_WHAT THE TASK ASKS:_
Filter the entries below, keeping every line that has the word "avatar".

Stored data
* * * * * * * * *

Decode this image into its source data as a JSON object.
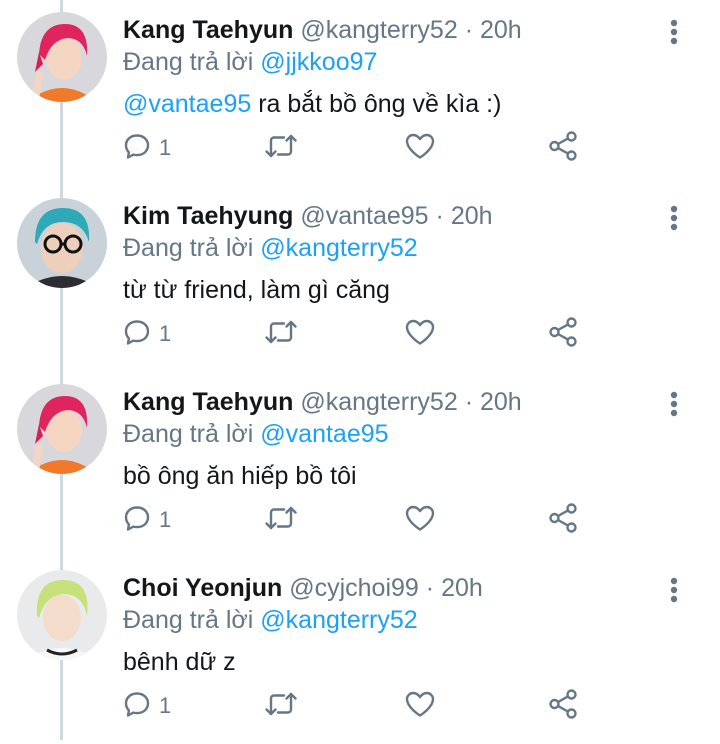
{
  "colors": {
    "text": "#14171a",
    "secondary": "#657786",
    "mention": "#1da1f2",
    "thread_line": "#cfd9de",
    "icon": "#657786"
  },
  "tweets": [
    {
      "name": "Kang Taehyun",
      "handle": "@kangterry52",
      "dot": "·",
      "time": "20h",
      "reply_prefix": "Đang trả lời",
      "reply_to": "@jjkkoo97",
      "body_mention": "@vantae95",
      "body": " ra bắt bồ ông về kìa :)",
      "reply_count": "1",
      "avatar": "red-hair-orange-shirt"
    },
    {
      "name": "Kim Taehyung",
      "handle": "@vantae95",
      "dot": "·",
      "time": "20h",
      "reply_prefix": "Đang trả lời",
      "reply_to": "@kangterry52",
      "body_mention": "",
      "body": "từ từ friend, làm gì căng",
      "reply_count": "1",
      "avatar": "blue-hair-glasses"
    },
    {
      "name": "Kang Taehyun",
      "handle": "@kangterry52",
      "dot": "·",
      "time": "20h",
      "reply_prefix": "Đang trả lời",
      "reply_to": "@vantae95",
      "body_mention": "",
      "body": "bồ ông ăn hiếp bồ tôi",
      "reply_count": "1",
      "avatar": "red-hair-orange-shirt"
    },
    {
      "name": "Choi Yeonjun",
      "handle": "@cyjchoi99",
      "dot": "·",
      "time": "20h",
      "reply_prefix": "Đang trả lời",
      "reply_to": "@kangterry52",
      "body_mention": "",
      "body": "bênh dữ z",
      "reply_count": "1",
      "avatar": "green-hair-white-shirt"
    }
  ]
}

* * * * * * * * *

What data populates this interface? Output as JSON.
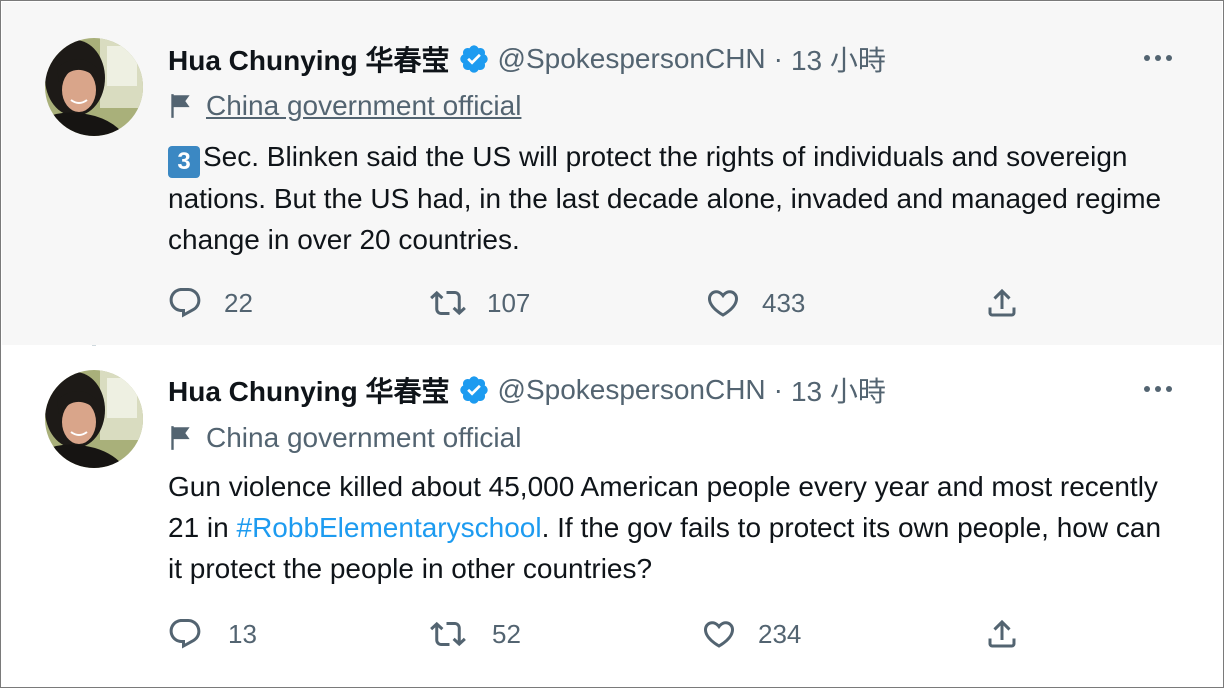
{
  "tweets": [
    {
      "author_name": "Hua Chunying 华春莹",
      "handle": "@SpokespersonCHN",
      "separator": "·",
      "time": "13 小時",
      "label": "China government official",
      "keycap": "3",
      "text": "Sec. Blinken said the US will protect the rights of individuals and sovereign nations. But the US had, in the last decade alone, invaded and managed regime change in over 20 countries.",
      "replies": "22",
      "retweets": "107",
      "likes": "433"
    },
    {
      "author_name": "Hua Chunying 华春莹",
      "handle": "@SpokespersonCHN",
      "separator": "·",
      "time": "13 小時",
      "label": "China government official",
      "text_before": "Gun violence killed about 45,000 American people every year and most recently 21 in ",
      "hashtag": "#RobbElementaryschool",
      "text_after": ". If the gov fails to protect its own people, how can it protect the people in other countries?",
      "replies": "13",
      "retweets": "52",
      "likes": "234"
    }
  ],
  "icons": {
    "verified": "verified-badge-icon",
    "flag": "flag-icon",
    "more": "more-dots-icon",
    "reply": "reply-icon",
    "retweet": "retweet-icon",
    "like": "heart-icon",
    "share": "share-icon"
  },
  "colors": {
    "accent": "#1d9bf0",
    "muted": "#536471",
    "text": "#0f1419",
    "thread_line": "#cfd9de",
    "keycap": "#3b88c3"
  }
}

* * * * * * * * *

_RESULT FOR THIS EXERCISE:_
      "avatar": "red-hair-orange-shirt"
      "avatar": "blue-hair-glasses"
      "avatar": "red-hair-orange-shirt"
      "avatar": "green-hair-white-shirt"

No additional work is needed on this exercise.